■ **STATED EXERCISE**
The entries need to be copied exactly.
>> START RAW DATA
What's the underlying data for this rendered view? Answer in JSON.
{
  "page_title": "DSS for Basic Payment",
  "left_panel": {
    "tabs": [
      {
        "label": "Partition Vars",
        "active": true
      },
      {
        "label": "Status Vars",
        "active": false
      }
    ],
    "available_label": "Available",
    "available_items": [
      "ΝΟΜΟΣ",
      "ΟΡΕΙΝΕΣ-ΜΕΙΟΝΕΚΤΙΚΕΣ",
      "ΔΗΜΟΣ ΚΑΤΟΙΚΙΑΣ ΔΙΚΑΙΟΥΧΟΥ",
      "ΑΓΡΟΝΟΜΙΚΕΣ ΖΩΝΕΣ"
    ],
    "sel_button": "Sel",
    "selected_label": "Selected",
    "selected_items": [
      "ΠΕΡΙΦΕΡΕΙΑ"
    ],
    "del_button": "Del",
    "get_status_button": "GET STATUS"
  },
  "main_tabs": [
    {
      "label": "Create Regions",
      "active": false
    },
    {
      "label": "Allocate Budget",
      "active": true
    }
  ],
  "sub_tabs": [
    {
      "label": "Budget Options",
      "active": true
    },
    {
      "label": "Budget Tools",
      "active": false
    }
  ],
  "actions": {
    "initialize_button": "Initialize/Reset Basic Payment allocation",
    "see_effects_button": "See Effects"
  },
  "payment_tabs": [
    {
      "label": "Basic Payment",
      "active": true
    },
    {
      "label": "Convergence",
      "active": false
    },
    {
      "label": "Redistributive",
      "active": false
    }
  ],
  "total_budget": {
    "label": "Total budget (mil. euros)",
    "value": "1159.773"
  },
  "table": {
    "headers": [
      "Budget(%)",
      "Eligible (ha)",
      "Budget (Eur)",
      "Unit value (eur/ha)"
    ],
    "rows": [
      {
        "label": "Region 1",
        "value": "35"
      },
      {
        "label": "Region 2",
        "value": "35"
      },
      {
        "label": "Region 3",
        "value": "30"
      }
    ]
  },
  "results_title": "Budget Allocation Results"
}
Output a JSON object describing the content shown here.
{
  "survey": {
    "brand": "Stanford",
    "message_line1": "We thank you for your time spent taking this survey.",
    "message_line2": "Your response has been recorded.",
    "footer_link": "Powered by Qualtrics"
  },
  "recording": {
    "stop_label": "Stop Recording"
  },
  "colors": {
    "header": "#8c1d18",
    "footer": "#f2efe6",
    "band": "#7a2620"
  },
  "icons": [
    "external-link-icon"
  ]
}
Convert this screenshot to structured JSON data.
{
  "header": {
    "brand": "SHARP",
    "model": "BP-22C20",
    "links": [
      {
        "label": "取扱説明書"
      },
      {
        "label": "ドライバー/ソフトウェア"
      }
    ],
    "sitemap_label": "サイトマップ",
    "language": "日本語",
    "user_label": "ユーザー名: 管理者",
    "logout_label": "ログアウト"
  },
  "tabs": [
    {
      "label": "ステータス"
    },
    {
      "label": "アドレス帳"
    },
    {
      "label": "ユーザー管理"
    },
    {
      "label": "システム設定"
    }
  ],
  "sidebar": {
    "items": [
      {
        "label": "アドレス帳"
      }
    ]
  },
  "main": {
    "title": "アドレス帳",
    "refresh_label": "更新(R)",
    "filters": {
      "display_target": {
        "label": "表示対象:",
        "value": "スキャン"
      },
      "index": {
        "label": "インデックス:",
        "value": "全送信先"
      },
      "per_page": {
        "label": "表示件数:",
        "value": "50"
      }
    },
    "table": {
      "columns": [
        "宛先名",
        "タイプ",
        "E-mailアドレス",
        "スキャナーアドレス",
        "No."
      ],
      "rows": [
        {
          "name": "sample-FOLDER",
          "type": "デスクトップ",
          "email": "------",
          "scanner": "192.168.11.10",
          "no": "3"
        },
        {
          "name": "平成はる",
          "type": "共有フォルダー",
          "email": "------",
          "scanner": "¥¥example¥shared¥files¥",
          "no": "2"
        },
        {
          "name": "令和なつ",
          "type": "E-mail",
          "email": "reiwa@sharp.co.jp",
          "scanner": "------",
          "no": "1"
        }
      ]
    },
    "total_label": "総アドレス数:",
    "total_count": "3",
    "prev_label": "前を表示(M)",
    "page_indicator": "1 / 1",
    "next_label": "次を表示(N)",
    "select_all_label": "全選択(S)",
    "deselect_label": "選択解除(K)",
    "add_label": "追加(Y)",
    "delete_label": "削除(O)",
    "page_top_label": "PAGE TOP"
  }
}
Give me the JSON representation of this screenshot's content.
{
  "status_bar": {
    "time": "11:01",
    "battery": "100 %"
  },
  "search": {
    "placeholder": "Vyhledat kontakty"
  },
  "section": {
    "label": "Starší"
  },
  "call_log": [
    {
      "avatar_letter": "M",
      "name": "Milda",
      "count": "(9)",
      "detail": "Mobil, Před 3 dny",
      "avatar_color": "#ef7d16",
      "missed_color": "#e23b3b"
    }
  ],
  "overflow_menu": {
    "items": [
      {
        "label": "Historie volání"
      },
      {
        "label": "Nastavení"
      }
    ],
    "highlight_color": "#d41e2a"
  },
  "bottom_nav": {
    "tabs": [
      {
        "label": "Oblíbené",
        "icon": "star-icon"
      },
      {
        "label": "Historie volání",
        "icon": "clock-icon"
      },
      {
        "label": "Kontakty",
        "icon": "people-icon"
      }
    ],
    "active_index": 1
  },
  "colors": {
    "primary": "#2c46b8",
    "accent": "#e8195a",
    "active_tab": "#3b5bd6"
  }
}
>> END RAW DATA
■ **EXERCISE SOLUTION**
What's the underlying data for this rendered view? Answer in JSON.
{
  "page_title": "DSS for Basic Payment",
  "left_panel": {
    "tabs": [
      {
        "label": "Partition Vars",
        "active": true
      },
      {
        "label": "Status Vars",
        "active": false
      }
    ],
    "available_label": "Available",
    "available_items": [
      "ΝΟΜΟΣ",
      "ΟΡΕΙΝΕΣ-ΜΕΙΟΝΕΚΤΙΚΕΣ",
      "ΔΗΜΟΣ ΚΑΤΟΙΚΙΑΣ ΔΙΚΑΙΟΥΧΟΥ",
      "ΑΓΡΟΝΟΜΙΚΕΣ ΖΩΝΕΣ"
    ],
    "sel_button": "Sel",
    "selected_label": "Selected",
    "selected_items": [
      "ΠΕΡΙΦΕΡΕΙΑ"
    ],
    "del_button": "Del",
    "get_status_button": "GET STATUS"
  },
  "main_tabs": [
    {
      "label": "Create Regions",
      "active": false
    },
    {
      "label": "Allocate Budget",
      "active": true
    }
  ],
  "sub_tabs": [
    {
      "label": "Budget Options",
      "active": true
    },
    {
      "label": "Budget Tools",
      "active": false
    }
  ],
  "actions": {
    "initialize_button": "Initialize/Reset Basic Payment allocation",
    "see_effects_button": "See Effects"
  },
  "payment_tabs": [
    {
      "label": "Basic Payment",
      "active": true
    },
    {
      "label": "Convergence",
      "active": false
    },
    {
      "label": "Redistributive",
      "active": false
    }
  ],
  "total_budget": {
    "label": "Total budget (mil. euros)",
    "value": "1159.773"
  },
  "table": {
    "headers": [
      "Budget(%)",
      "Eligible (ha)",
      "Budget (Eur)",
      "Unit value (eur/ha)"
    ],
    "rows": [
      {
        "label": "Region 1",
        "value": "35"
      },
      {
        "label": "Region 2",
        "value": "35"
      },
      {
        "label": "Region 3",
        "value": "30"
      }
    ]
  },
  "results_title": "Budget Allocation Results"
}
Output a JSON object describing the content shown here.
{
  "survey": {
    "brand": "Stanford",
    "message_line1": "We thank you for your time spent taking this survey.",
    "message_line2": "Your response has been recorded.",
    "footer_link": "Powered by Qualtrics"
  },
  "recording": {
    "stop_label": "Stop Recording"
  },
  "colors": {
    "header": "#8c1d18",
    "footer": "#f2efe6",
    "band": "#7a2620"
  },
  "icons": [
    "external-link-icon"
  ]
}
Convert this screenshot to structured JSON data.
{
  "header": {
    "brand": "SHARP",
    "model": "BP-22C20",
    "links": [
      {
        "label": "取扱説明書"
      },
      {
        "label": "ドライバー/ソフトウェア"
      }
    ],
    "sitemap_label": "サイトマップ",
    "language": "日本語",
    "user_label": "ユーザー名: 管理者",
    "logout_label": "ログアウト"
  },
  "tabs": [
    {
      "label": "ステータス"
    },
    {
      "label": "アドレス帳"
    },
    {
      "label": "ユーザー管理"
    },
    {
      "label": "システム設定"
    }
  ],
  "sidebar": {
    "items": [
      {
        "label": "アドレス帳"
      }
    ]
  },
  "main": {
    "title": "アドレス帳",
    "refresh_label": "更新(R)",
    "filters": {
      "display_target": {
        "label": "表示対象:",
        "value": "スキャン"
      },
      "index": {
        "label": "インデックス:",
        "value": "全送信先"
      },
      "per_page": {
        "label": "表示件数:",
        "value": "50"
      }
    },
    "table": {
      "columns": [
        "宛先名",
        "タイプ",
        "E-mailアドレス",
        "スキャナーアドレス",
        "No."
      ],
      "rows": [
        {
          "name": "sample-FOLDER",
          "type": "デスクトップ",
          "email": "------",
          "scanner": "192.168.11.10",
          "no": "3"
        },
        {
          "name": "平成はる",
          "type": "共有フォルダー",
          "email": "------",
          "scanner": "¥¥example¥shared¥files¥",
          "no": "2"
        },
        {
          "name": "令和なつ",
          "type": "E-mail",
          "email": "reiwa@sharp.co.jp",
          "scanner": "------",
          "no": "1"
        }
      ]
    },
    "total_label": "総アドレス数:",
    "total_count": "3",
    "prev_label": "前を表示(M)",
    "page_indicator": "1 / 1",
    "next_label": "次を表示(N)",
    "select_all_label": "全選択(S)",
    "deselect_label": "選択解除(K)",
    "add_label": "追加(Y)",
    "delete_label": "削除(O)",
    "page_top_label": "PAGE TOP"
  }
}
Give me the JSON representation of this screenshot's content.
{
  "status_bar": {
    "time": "11:01",
    "battery": "100 %"
  },
  "search": {
    "placeholder": "Vyhledat kontakty"
  },
  "section": {
    "label": "Starší"
  },
  "call_log": [
    {
      "avatar_letter": "M",
      "name": "Milda",
      "count": "(9)",
      "detail": "Mobil, Před 3 dny",
      "avatar_color": "#ef7d16",
      "missed_color": "#e23b3b"
    }
  ],
  "overflow_menu": {
    "items": [
      {
        "label": "Historie volání"
      },
      {
        "label": "Nastavení"
      }
    ],
    "highlight_color": "#d41e2a"
  },
  "bottom_nav": {
    "tabs": [
      {
        "label": "Oblíbené",
        "icon": "star-icon"
      },
      {
        "label": "Historie volání",
        "icon": "clock-icon"
      },
      {
        "label": "Kontakty",
        "icon": "people-icon"
      }
    ],
    "active_index": 1
  },
  "colors": {
    "primary": "#2c46b8",
    "accent": "#e8195a",
    "active_tab": "#3b5bd6"
  }
}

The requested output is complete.